Can you restate the records below word for word?

========

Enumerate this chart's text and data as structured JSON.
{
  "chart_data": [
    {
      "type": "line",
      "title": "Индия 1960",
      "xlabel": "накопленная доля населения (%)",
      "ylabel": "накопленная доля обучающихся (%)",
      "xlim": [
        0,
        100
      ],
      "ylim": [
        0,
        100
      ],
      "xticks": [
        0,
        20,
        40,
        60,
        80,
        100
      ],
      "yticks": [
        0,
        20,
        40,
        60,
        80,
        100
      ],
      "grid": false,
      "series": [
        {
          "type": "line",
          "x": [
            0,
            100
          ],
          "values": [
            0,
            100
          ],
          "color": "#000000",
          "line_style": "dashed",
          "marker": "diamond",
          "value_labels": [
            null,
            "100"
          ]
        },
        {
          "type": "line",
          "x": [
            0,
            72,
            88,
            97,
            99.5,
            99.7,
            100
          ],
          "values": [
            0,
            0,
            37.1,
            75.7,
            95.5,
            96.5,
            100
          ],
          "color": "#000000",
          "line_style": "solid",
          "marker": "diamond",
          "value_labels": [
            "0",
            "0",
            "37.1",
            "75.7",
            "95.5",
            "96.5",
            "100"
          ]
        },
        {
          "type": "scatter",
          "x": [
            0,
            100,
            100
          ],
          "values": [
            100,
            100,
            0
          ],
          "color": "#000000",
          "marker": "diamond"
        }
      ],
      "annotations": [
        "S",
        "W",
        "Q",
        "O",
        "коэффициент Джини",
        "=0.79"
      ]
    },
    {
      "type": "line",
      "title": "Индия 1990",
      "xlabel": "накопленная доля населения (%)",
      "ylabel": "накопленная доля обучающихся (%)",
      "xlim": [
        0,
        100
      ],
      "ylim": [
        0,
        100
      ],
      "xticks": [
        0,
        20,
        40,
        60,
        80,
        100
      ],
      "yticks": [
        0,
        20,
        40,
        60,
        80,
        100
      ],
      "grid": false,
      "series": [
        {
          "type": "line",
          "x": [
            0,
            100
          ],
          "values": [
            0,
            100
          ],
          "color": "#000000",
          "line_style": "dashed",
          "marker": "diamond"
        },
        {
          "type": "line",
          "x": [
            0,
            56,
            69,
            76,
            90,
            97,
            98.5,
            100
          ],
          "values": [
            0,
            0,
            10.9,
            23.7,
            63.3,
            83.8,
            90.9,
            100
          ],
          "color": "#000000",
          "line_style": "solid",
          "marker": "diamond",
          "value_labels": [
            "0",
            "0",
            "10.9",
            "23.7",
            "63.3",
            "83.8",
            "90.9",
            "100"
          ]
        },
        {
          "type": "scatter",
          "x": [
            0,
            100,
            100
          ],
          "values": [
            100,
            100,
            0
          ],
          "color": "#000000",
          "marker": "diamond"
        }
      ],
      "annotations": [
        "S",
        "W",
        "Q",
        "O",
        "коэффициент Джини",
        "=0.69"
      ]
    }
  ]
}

========

▸ **Final result**:
Enumerate this chart's text and data as structured JSON.
{
  "chart_data": [
    {
      "type": "line",
      "title": "Индия 1960",
      "xlabel": "накопленная доля населения (%)",
      "ylabel": "накопленная доля обучающихся (%)",
      "xlim": [
        0,
        100
      ],
      "ylim": [
        0,
        100
      ],
      "xticks": [
        0,
        20,
        40,
        60,
        80,
        100
      ],
      "yticks": [
        0,
        20,
        40,
        60,
        80,
        100
      ],
      "grid": false,
      "series": [
        {
          "type": "line",
          "x": [
            0,
            100
          ],
          "values": [
            0,
            100
          ],
          "color": "#000000",
          "line_style": "dashed",
          "marker": "diamond",
          "value_labels": [
            null,
            "100"
          ]
        },
        {
          "type": "line",
          "x": [
            0,
            72,
            88,
            97,
            99.5,
            99.7,
            100
          ],
          "values": [
            0,
            0,
            37.1,
            75.7,
            95.5,
            96.5,
            100
          ],
          "color": "#000000",
          "line_style": "solid",
          "marker": "diamond",
          "value_labels": [
            "0",
            "0",
            "37.1",
            "75.7",
            "95.5",
            "96.5",
            "100"
          ]
        },
        {
          "type": "scatter",
          "x": [
            0,
            100,
            100
          ],
          "values": [
            100,
            100,
            0
          ],
          "color": "#000000",
          "marker": "diamond"
        }
      ],
      "annotations": [
        "S",
        "W",
        "Q",
        "O",
        "коэффициент Джини",
        "=0.79"
      ]
    },
    {
      "type": "line",
      "title": "Индия 1990",
      "xlabel": "накопленная доля населения (%)",
      "ylabel": "накопленная доля обучающихся (%)",
      "xlim": [
        0,
        100
      ],
      "ylim": [
        0,
        100
      ],
      "xticks": [
        0,
        20,
        40,
        60,
        80,
        100
      ],
      "yticks": [
        0,
        20,
        40,
        60,
        80,
        100
      ],
      "grid": false,
      "series": [
        {
          "type": "line",
          "x": [
            0,
            100
          ],
          "values": [
            0,
            100
          ],
          "color": "#000000",
          "line_style": "dashed",
          "marker": "diamond"
        },
        {
          "type": "line",
          "x": [
            0,
            56,
            69,
            76,
            90,
            97,
            98.5,
            100
          ],
          "values": [
            0,
            0,
            10.9,
            23.7,
            63.3,
            83.8,
            90.9,
            100
          ],
          "color": "#000000",
          "line_style": "solid",
          "marker": "diamond",
          "value_labels": [
            "0",
            "0",
            "10.9",
            "23.7",
            "63.3",
            "83.8",
            "90.9",
            "100"
          ]
        },
        {
          "type": "scatter",
          "x": [
            0,
            100,
            100
          ],
          "values": [
            100,
            100,
            0
          ],
          "color": "#000000",
          "marker": "diamond"
        }
      ],
      "annotations": [
        "S",
        "W",
        "Q",
        "O",
        "коэффициент Джини",
        "=0.69"
      ]
    }
  ]
}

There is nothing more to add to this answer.